▶ _GIVEN TASK_:
Every record below should be printed exactly as it appears.

▶ _DATASET ENTRIES_:
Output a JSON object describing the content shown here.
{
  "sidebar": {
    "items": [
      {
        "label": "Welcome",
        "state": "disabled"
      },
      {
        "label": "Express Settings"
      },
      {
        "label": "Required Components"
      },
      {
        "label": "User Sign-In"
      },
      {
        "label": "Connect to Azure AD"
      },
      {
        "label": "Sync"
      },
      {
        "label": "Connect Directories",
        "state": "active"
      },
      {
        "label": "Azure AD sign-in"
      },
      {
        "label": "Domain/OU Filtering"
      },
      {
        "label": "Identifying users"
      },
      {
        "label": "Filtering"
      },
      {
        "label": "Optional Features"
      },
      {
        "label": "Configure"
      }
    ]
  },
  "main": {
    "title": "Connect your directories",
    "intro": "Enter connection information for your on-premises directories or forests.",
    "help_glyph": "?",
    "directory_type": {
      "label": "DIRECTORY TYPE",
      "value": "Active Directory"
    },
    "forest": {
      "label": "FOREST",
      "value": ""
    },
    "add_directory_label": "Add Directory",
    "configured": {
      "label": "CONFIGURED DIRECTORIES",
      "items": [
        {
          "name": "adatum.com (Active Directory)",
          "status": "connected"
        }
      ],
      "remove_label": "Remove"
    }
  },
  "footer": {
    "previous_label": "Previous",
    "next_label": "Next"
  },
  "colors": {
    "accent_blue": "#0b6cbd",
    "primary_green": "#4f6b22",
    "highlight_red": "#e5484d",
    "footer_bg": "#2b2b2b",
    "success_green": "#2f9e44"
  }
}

▶ _SOLUTION_:
Output a JSON object describing the content shown here.
{
  "sidebar": {
    "items": [
      {
        "label": "Welcome",
        "state": "disabled"
      },
      {
        "label": "Express Settings"
      },
      {
        "label": "Required Components"
      },
      {
        "label": "User Sign-In"
      },
      {
        "label": "Connect to Azure AD"
      },
      {
        "label": "Sync"
      },
      {
        "label": "Connect Directories",
        "state": "active"
      },
      {
        "label": "Azure AD sign-in"
      },
      {
        "label": "Domain/OU Filtering"
      },
      {
        "label": "Identifying users"
      },
      {
        "label": "Filtering"
      },
      {
        "label": "Optional Features"
      },
      {
        "label": "Configure"
      }
    ]
  },
  "main": {
    "title": "Connect your directories",
    "intro": "Enter connection information for your on-premises directories or forests.",
    "help_glyph": "?",
    "directory_type": {
      "label": "DIRECTORY TYPE",
      "value": "Active Directory"
    },
    "forest": {
      "label": "FOREST",
      "value": ""
    },
    "add_directory_label": "Add Directory",
    "configured": {
      "label": "CONFIGURED DIRECTORIES",
      "items": [
        {
          "name": "adatum.com (Active Directory)",
          "status": "connected"
        }
      ],
      "remove_label": "Remove"
    }
  },
  "footer": {
    "previous_label": "Previous",
    "next_label": "Next"
  },
  "colors": {
    "accent_blue": "#0b6cbd",
    "primary_green": "#4f6b22",
    "highlight_red": "#e5484d",
    "footer_bg": "#2b2b2b",
    "success_green": "#2f9e44"
  }
}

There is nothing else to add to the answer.